### What you will do:
Using the records below, please work out how many lines contain "Bond"; answer with the number alone.

[begin Provided data]

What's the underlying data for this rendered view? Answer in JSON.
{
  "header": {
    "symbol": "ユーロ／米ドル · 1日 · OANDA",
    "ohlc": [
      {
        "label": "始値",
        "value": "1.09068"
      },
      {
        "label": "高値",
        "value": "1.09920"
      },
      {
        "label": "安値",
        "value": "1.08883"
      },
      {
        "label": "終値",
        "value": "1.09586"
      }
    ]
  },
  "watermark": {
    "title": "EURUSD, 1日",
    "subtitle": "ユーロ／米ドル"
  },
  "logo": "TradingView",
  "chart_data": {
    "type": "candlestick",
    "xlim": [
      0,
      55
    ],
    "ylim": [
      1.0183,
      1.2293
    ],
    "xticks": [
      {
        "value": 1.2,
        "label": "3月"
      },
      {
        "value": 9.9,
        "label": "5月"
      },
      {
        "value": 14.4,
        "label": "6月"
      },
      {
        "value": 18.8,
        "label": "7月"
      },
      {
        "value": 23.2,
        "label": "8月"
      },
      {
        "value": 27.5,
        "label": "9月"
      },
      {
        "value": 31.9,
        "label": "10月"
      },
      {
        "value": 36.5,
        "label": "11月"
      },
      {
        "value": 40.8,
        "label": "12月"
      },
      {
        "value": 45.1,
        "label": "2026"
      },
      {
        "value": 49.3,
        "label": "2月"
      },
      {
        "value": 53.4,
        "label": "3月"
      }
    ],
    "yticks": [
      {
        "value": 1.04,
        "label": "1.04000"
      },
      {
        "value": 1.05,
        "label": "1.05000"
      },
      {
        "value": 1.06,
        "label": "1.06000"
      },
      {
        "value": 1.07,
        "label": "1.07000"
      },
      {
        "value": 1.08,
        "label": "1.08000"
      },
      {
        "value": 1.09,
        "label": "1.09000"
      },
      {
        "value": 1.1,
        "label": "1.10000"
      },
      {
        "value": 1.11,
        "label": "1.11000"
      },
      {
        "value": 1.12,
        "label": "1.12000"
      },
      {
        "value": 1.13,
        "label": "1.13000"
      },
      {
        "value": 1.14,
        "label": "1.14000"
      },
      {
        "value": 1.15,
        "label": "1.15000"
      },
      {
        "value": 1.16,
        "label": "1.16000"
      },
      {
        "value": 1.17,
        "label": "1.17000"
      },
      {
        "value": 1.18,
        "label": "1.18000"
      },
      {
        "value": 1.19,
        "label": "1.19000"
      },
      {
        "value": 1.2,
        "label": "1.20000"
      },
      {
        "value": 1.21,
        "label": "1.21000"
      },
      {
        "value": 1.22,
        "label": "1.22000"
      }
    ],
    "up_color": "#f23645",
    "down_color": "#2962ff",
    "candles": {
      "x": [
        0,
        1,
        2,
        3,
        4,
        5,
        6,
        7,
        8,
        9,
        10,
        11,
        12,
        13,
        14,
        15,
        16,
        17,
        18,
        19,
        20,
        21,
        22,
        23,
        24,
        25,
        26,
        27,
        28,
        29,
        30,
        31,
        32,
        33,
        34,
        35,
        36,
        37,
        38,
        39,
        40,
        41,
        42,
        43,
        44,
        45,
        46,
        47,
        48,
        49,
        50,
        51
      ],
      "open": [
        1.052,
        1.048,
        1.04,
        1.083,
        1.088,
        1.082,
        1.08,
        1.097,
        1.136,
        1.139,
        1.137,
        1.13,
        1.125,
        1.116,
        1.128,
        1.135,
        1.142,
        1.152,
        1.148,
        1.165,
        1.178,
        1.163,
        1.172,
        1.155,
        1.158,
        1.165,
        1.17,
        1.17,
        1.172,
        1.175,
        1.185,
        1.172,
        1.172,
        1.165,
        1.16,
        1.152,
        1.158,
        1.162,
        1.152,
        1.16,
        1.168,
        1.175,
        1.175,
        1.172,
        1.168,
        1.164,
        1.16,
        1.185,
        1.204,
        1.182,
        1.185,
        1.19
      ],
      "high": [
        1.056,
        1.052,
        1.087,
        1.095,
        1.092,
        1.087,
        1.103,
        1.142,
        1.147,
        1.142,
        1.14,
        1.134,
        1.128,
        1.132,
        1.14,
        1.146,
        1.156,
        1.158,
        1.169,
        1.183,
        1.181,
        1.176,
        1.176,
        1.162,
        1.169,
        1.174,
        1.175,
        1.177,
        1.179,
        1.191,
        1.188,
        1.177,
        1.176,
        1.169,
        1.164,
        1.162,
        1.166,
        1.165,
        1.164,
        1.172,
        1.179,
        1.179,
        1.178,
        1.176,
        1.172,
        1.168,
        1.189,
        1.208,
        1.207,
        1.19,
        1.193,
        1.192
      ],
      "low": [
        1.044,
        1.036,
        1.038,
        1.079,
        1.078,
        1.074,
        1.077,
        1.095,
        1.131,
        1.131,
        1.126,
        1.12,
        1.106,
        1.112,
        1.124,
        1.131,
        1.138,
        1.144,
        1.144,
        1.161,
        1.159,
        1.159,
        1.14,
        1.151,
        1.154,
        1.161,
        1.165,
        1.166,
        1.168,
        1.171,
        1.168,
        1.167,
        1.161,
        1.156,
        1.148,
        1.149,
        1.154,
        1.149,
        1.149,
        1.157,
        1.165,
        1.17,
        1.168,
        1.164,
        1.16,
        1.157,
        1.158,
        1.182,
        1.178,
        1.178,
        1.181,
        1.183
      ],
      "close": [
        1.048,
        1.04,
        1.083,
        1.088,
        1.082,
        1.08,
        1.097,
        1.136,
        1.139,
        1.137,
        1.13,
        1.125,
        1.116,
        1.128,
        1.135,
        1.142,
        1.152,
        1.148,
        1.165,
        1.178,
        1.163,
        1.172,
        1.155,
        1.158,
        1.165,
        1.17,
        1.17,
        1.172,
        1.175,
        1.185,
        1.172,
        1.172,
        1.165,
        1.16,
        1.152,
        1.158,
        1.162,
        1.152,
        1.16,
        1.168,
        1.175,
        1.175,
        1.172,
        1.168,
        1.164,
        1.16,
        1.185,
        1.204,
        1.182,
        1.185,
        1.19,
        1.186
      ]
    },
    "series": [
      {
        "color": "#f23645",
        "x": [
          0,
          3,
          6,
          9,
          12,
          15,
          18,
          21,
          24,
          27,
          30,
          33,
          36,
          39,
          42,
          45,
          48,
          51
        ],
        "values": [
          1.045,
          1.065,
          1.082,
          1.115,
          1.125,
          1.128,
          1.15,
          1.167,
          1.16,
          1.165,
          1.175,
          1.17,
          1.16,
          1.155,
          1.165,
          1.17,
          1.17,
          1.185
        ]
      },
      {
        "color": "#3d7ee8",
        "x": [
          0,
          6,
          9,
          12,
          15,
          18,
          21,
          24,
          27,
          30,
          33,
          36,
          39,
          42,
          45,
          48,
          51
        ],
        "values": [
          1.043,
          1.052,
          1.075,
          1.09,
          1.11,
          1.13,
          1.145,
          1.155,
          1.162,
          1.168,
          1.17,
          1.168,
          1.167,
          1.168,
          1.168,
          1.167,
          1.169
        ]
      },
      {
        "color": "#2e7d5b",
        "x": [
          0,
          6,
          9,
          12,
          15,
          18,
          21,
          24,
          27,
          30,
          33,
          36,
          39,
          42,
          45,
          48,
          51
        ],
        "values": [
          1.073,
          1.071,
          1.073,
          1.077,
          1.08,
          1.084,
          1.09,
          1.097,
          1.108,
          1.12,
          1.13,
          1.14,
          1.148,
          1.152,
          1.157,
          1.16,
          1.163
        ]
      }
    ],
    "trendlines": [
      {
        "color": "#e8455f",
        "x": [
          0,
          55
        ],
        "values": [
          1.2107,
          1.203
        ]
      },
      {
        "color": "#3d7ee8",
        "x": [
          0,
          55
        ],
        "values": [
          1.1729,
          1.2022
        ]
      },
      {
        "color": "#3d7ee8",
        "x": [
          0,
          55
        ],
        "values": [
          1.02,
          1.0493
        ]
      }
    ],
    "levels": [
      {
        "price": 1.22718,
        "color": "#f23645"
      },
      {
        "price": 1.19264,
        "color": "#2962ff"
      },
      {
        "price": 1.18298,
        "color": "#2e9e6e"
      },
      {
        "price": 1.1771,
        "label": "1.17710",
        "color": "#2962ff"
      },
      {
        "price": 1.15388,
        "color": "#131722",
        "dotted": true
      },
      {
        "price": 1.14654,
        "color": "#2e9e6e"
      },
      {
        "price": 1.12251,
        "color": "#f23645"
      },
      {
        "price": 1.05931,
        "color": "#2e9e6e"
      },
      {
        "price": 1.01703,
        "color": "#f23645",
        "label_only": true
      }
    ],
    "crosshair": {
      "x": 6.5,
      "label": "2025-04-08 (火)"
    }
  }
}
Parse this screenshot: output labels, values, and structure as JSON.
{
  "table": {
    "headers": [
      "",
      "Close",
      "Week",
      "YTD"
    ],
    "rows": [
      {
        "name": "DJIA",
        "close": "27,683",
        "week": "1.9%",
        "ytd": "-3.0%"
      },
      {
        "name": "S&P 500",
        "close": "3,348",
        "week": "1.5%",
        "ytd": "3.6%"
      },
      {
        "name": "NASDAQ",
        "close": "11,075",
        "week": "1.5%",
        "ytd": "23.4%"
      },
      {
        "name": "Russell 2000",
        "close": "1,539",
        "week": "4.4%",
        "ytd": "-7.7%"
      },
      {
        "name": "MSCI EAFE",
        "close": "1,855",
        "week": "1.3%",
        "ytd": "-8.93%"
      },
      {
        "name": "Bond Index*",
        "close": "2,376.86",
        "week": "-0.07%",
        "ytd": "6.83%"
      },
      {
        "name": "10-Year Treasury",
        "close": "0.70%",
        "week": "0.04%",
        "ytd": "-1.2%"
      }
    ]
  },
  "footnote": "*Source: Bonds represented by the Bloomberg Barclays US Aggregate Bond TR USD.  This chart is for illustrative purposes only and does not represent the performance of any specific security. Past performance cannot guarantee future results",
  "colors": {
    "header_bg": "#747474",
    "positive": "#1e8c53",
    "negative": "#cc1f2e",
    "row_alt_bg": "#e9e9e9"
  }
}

[end Provided data]

### Worked solution:
2